- Task statement
Gather all lines in the entries below that include the word "Observation".
** Start Records provided **
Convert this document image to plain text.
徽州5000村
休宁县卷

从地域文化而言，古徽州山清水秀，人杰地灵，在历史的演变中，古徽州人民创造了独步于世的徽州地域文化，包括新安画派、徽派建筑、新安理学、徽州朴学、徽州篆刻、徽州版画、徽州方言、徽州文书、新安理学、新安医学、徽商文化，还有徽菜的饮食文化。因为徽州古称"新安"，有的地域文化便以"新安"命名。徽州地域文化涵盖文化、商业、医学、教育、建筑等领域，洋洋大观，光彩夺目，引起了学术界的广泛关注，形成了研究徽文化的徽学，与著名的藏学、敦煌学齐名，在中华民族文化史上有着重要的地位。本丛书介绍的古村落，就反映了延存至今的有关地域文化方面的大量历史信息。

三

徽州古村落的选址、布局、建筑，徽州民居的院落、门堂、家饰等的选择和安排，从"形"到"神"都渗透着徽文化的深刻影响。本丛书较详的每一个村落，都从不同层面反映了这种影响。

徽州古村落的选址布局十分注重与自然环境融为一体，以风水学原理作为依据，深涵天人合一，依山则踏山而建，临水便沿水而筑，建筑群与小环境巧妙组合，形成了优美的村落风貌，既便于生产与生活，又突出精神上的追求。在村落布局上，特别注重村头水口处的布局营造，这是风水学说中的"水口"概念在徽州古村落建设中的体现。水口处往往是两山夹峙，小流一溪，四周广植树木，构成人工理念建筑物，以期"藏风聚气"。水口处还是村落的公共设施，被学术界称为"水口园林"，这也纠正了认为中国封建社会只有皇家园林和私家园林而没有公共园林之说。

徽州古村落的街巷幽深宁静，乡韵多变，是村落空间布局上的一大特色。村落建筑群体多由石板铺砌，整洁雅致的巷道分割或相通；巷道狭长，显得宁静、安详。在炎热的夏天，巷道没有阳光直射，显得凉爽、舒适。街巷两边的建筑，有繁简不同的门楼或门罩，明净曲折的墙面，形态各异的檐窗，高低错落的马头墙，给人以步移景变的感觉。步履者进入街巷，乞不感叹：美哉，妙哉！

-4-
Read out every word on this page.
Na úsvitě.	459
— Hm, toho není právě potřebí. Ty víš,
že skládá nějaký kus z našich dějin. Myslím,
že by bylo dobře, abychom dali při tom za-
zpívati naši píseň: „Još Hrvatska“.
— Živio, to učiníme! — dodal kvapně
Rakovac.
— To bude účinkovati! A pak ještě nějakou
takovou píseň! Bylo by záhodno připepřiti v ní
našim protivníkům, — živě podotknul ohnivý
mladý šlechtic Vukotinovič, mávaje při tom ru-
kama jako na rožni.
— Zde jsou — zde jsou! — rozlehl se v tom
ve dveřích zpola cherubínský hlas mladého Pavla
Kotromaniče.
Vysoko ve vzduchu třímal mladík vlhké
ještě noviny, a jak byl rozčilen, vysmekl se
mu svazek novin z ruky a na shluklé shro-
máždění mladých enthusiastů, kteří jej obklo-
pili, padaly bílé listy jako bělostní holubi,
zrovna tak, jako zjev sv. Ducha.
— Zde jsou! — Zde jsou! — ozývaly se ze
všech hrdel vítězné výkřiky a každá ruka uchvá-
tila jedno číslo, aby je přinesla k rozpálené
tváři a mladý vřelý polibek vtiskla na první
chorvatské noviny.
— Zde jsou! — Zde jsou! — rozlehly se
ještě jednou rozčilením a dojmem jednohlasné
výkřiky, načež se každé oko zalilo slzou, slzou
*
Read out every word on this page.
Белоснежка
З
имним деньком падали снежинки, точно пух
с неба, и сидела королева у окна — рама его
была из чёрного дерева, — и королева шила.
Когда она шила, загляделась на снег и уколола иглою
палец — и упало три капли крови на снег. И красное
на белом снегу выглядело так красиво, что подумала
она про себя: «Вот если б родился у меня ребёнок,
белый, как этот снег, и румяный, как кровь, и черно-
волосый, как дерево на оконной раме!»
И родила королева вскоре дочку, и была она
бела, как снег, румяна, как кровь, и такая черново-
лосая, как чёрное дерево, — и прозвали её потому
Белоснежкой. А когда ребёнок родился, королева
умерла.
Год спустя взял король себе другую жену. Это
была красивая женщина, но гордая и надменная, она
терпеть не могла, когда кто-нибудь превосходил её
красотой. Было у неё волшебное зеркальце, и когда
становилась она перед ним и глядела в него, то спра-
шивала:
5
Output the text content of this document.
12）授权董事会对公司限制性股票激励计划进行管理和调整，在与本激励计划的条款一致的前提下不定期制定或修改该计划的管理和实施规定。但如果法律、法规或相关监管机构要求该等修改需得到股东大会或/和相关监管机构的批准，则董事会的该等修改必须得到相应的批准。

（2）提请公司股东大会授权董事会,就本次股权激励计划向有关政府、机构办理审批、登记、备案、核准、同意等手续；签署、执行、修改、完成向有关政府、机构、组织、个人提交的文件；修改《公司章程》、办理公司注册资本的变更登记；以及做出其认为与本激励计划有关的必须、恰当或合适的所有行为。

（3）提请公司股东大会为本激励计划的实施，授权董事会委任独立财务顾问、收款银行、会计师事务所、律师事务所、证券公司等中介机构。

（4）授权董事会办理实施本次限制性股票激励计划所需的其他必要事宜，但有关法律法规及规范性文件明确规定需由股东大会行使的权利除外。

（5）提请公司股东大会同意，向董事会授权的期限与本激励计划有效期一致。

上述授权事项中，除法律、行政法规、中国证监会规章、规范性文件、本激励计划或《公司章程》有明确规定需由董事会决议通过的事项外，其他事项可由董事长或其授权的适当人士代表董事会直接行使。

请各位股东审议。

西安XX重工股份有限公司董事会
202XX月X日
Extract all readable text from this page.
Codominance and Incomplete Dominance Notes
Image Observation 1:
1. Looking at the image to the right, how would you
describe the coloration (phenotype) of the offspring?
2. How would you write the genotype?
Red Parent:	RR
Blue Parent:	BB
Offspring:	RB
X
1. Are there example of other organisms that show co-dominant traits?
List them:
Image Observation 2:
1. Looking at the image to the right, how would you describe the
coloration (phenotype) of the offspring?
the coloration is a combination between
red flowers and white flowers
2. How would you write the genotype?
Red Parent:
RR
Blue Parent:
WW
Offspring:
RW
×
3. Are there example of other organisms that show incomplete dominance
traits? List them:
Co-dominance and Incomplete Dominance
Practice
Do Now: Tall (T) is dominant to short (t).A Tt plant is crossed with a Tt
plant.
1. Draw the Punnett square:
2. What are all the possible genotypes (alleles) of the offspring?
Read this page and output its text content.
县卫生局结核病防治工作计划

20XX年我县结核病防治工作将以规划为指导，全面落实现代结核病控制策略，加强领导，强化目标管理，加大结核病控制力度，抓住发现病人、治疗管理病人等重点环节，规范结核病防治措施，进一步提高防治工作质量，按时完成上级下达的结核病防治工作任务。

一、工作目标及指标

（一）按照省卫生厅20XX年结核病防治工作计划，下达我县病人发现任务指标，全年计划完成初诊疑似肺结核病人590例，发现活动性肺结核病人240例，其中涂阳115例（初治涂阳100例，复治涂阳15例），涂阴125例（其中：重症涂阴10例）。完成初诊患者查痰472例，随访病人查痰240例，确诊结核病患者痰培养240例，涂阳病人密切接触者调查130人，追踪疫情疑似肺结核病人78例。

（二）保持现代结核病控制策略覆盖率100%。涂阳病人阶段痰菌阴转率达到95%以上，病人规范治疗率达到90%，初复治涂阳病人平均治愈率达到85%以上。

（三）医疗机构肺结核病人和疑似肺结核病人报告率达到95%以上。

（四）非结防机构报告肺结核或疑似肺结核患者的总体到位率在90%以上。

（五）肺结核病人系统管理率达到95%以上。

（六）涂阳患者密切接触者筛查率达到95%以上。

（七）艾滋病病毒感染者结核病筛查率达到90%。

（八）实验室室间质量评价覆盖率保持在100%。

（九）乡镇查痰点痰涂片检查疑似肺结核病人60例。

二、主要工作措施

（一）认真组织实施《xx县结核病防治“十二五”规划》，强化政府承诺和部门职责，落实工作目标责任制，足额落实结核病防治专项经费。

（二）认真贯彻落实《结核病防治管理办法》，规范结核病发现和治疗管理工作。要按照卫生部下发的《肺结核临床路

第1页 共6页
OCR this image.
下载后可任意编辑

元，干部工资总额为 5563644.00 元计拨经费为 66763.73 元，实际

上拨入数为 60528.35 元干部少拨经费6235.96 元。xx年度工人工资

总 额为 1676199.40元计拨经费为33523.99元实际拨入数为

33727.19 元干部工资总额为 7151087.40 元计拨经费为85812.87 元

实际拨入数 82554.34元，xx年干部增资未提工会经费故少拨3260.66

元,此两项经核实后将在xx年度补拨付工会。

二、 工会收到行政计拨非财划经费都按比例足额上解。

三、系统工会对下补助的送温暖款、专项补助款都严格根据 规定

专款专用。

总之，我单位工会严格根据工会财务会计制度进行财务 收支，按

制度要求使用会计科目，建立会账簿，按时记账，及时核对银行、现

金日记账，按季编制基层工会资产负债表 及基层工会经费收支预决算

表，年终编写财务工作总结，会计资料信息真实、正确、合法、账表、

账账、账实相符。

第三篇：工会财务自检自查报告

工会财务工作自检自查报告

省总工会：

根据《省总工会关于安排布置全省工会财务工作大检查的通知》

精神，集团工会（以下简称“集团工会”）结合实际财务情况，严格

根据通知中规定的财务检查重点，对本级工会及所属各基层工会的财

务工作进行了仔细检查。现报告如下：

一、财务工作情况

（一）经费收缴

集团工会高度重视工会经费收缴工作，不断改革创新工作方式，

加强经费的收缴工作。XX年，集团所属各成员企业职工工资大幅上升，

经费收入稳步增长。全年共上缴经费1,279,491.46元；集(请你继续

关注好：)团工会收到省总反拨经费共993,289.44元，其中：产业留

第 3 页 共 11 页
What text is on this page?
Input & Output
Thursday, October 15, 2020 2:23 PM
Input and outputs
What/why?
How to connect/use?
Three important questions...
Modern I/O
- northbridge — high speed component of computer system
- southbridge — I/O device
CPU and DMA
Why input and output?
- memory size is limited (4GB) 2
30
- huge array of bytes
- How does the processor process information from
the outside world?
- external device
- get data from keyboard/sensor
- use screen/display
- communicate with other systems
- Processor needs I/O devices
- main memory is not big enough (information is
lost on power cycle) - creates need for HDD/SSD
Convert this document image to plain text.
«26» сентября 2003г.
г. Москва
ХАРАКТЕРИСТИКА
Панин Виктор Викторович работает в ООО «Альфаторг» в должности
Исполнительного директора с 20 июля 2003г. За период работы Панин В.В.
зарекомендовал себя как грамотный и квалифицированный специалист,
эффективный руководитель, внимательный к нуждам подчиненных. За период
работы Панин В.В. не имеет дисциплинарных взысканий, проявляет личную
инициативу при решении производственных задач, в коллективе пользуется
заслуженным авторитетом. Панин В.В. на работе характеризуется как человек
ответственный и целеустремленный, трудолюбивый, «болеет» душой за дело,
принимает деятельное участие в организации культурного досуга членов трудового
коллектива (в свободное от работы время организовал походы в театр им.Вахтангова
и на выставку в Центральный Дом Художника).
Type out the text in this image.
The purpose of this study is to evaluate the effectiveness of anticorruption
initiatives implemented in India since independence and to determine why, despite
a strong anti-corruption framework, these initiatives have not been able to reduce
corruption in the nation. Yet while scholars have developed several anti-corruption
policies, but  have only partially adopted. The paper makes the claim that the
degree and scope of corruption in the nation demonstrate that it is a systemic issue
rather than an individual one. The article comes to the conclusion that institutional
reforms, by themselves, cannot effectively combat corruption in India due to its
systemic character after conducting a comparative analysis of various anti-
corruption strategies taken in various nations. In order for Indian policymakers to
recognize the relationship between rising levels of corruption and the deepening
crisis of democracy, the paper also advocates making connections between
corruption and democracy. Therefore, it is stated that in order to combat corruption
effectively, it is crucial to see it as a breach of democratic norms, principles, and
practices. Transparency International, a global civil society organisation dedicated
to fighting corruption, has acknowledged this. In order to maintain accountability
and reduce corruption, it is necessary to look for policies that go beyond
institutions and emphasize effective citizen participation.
** End Records provided **
- Result for this task
Image Observation 1:
Image Observation 2:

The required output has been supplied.